## AIM OF THE TASK
Copy the data that follows exactly as it is, excluding all pictures.

(Data extracted from a collection)
------------------------------------

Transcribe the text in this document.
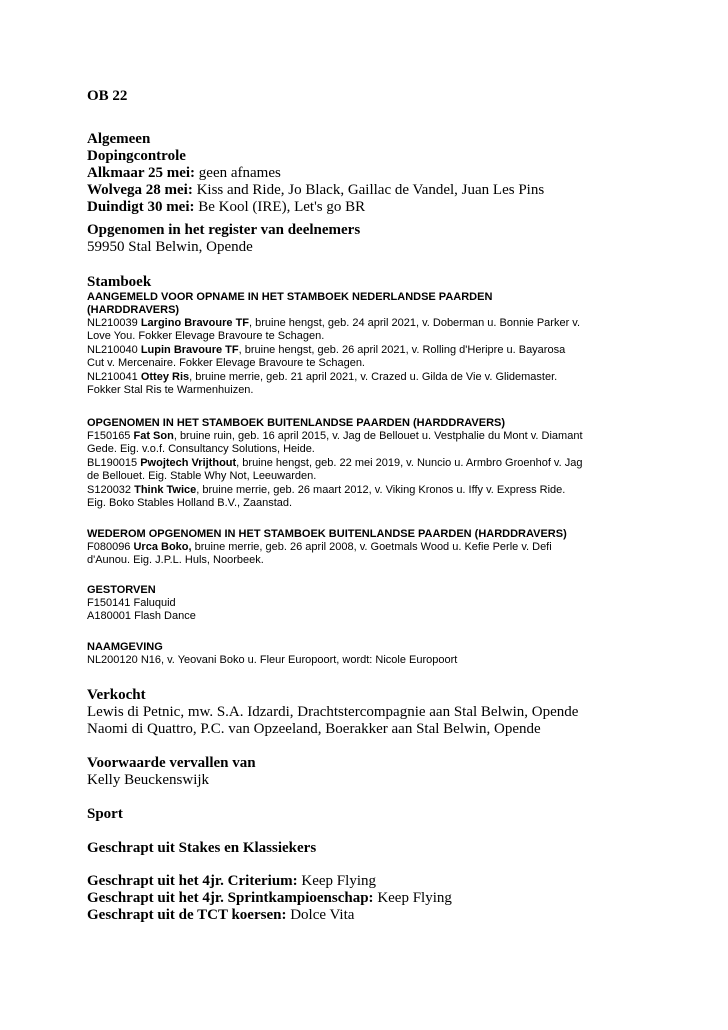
OB 22

Algemeen

Dopingcontrole

Alkmaar 25 mei: geen afnames

Wolvega 28 mei: Kiss and Ride, Jo Black, Gaillac de Vandel, Juan Les Pins

Duindigt 30 mei: Be Kool (IRE), Let's go BR

Opgenomen in het register van deelnemers

59950 Stal Belwin, Opende

Stamboek

AANGEMELD VOOR OPNAME IN HET STAMBOEK NEDERLANDSE PAARDEN

(HARDDRAVERS)

NL210039 Largino Bravoure TF, bruine hengst, geb. 24 april 2021, v. Doberman u. Bonnie Parker v.

Love You. Fokker Elevage Bravoure te Schagen.

NL210040 Lupin Bravoure TF, bruine hengst, geb. 26 april 2021, v. Rolling d'Heripre u. Bayarosa

Cut v. Mercenaire. Fokker Elevage Bravoure te Schagen.

NL210041 Ottey Ris, bruine merrie, geb. 21 april 2021, v. Crazed u. Gilda de Vie v. Glidemaster.

Fokker Stal Ris te Warmenhuizen.

OPGENOMEN IN HET STAMBOEK BUITENLANDSE PAARDEN (HARDDRAVERS)

F150165 Fat Son, bruine ruin, geb. 16 april 2015, v. Jag de Bellouet u. Vestphalie du Mont v. Diamant

Gede. Eig. v.o.f. Consultancy Solutions, Heide.

BL190015 Pwojtech Vrijthout, bruine hengst, geb. 22 mei 2019, v. Nuncio u. Armbro Groenhof v. Jag

de Bellouet. Eig. Stable Why Not, Leeuwarden.

S120032 Think Twice, bruine merrie, geb. 26 maart 2012, v. Viking Kronos u. Iffy v. Express Ride.

Eig. Boko Stables Holland B.V., Zaanstad.

WEDEROM OPGENOMEN IN HET STAMBOEK BUITENLANDSE PAARDEN (HARDDRAVERS)

F080096 Urca Boko, bruine merrie, geb. 26 april 2008, v. Goetmals Wood u. Kefie Perle v. Defi

d'Aunou. Eig. J.P.L. Huls, Noorbeek.

GESTORVEN

F150141 Faluquid

A180001 Flash Dance

NAAMGEVING

NL200120 N16, v. Yeovani Boko u. Fleur Europoort, wordt: Nicole Europoort

Verkocht

Lewis di Petnic, mw. S.A. Idzardi, Drachtstercompagnie aan Stal Belwin, Opende

Naomi di Quattro, P.C. van Opzeeland, Boerakker aan Stal Belwin, Opende

Voorwaarde vervallen van

Kelly Beuckenswijk

Sport

Geschrapt uit Stakes en Klassiekers

Geschrapt uit het 4jr. Criterium: Keep Flying

Geschrapt uit het 4jr. Sprintkampioenschap: Keep Flying

Geschrapt uit de TCT koersen: Dolce Vita
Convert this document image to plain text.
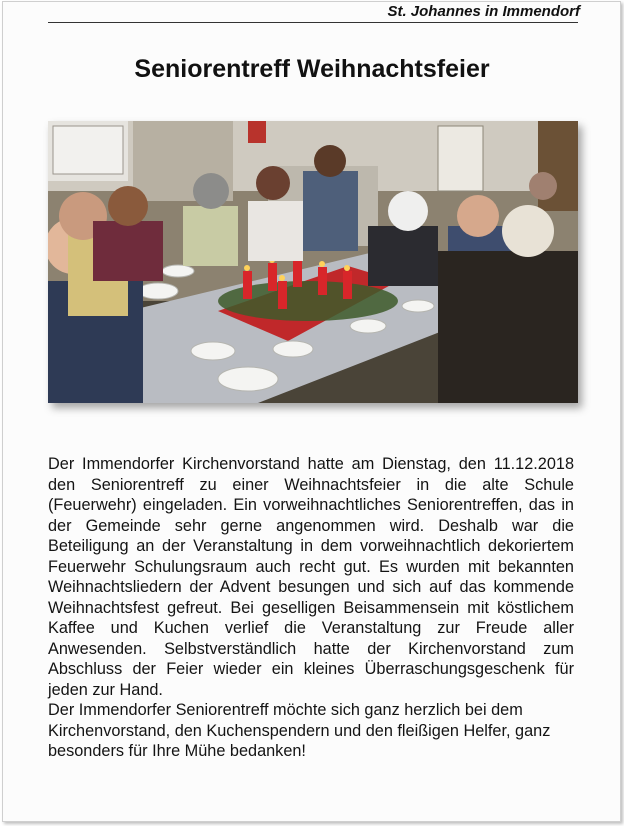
St. Johannes in Immendorf
Seniorentreff Weihnachtsfeier

Der Immendorfer Kirchenvorstand hatte am Dienstag, den 11.12.2018 den Seniorentreff zu einer Weihnachtsfeier in die alte Schule (Feuerwehr) eingeladen. Ein vorweihnachtliches Seniorentreffen, das in der Gemeinde sehr gerne angenommen wird. Deshalb war die Beteiligung an der Veranstaltung in dem vorweihnachtlich dekoriertem Feuerwehr Schulungsraum auch recht gut. Es wurden mit bekannten Weihnachtsliedern der Advent besungen und sich auf das kommende Weihnachtsfest gefreut. Bei geselligen Beisammensein mit köstlichem Kaffee und Kuchen verlief die Veranstaltung zur Freude aller Anwesenden. Selbstverständlich hatte der Kirchenvorstand zum Abschluss der Feier wieder ein kleines Überraschungsgeschenk für jeden zur Hand.

Der Immendorfer Seniorentreff möchte sich ganz herzlich bei dem Kirchenvorstand, den Kuchenspendern und den fleißigen Helfer, ganz besonders für Ihre Mühe bedanken!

------------------------------------

## FINISHED EXERCISE
Transcribe the text in this document.
OB 22

Algemeen

Dopingcontrole

Alkmaar 25 mei: geen afnames

Wolvega 28 mei: Kiss and Ride, Jo Black, Gaillac de Vandel, Juan Les Pins

Duindigt 30 mei: Be Kool (IRE), Let's go BR

Opgenomen in het register van deelnemers

59950 Stal Belwin, Opende

Stamboek

AANGEMELD VOOR OPNAME IN HET STAMBOEK NEDERLANDSE PAARDEN

(HARDDRAVERS)

NL210039 Largino Bravoure TF, bruine hengst, geb. 24 april 2021, v. Doberman u. Bonnie Parker v.

Love You. Fokker Elevage Bravoure te Schagen.

NL210040 Lupin Bravoure TF, bruine hengst, geb. 26 april 2021, v. Rolling d'Heripre u. Bayarosa

Cut v. Mercenaire. Fokker Elevage Bravoure te Schagen.

NL210041 Ottey Ris, bruine merrie, geb. 21 april 2021, v. Crazed u. Gilda de Vie v. Glidemaster.

Fokker Stal Ris te Warmenhuizen.

OPGENOMEN IN HET STAMBOEK BUITENLANDSE PAARDEN (HARDDRAVERS)

F150165 Fat Son, bruine ruin, geb. 16 april 2015, v. Jag de Bellouet u. Vestphalie du Mont v. Diamant

Gede. Eig. v.o.f. Consultancy Solutions, Heide.

BL190015 Pwojtech Vrijthout, bruine hengst, geb. 22 mei 2019, v. Nuncio u. Armbro Groenhof v. Jag

de Bellouet. Eig. Stable Why Not, Leeuwarden.

S120032 Think Twice, bruine merrie, geb. 26 maart 2012, v. Viking Kronos u. Iffy v. Express Ride.

Eig. Boko Stables Holland B.V., Zaanstad.

WEDEROM OPGENOMEN IN HET STAMBOEK BUITENLANDSE PAARDEN (HARDDRAVERS)

F080096 Urca Boko, bruine merrie, geb. 26 april 2008, v. Goetmals Wood u. Kefie Perle v. Defi

d'Aunou. Eig. J.P.L. Huls, Noorbeek.

GESTORVEN

F150141 Faluquid

A180001 Flash Dance

NAAMGEVING

NL200120 N16, v. Yeovani Boko u. Fleur Europoort, wordt: Nicole Europoort

Verkocht

Lewis di Petnic, mw. S.A. Idzardi, Drachtstercompagnie aan Stal Belwin, Opende

Naomi di Quattro, P.C. van Opzeeland, Boerakker aan Stal Belwin, Opende

Voorwaarde vervallen van

Kelly Beuckenswijk

Sport

Geschrapt uit Stakes en Klassiekers

Geschrapt uit het 4jr. Criterium: Keep Flying

Geschrapt uit het 4jr. Sprintkampioenschap: Keep Flying

Geschrapt uit de TCT koersen: Dolce Vita
Convert this document image to plain text.
St. Johannes in Immendorf
Seniorentreff Weihnachtsfeier

Der Immendorfer Kirchenvorstand hatte am Dienstag, den 11.12.2018 den Seniorentreff zu einer Weihnachtsfeier in die alte Schule (Feuerwehr) eingeladen. Ein vorweihnachtliches Seniorentreffen, das in der Gemeinde sehr gerne angenommen wird. Deshalb war die Beteiligung an der Veranstaltung in dem vorweihnachtlich dekoriertem Feuerwehr Schulungsraum auch recht gut. Es wurden mit bekannten Weihnachtsliedern der Advent besungen und sich auf das kommende Weihnachtsfest gefreut. Bei geselligen Beisammensein mit köstlichem Kaffee und Kuchen verlief die Veranstaltung zur Freude aller Anwesenden. Selbstverständlich hatte der Kirchenvorstand zum Abschluss der Feier wieder ein kleines Überraschungsgeschenk für jeden zur Hand.

Der Immendorfer Seniorentreff möchte sich ganz herzlich bei dem Kirchenvorstand, den Kuchenspendern und den fleißigen Helfer, ganz besonders für Ihre Mühe bedanken!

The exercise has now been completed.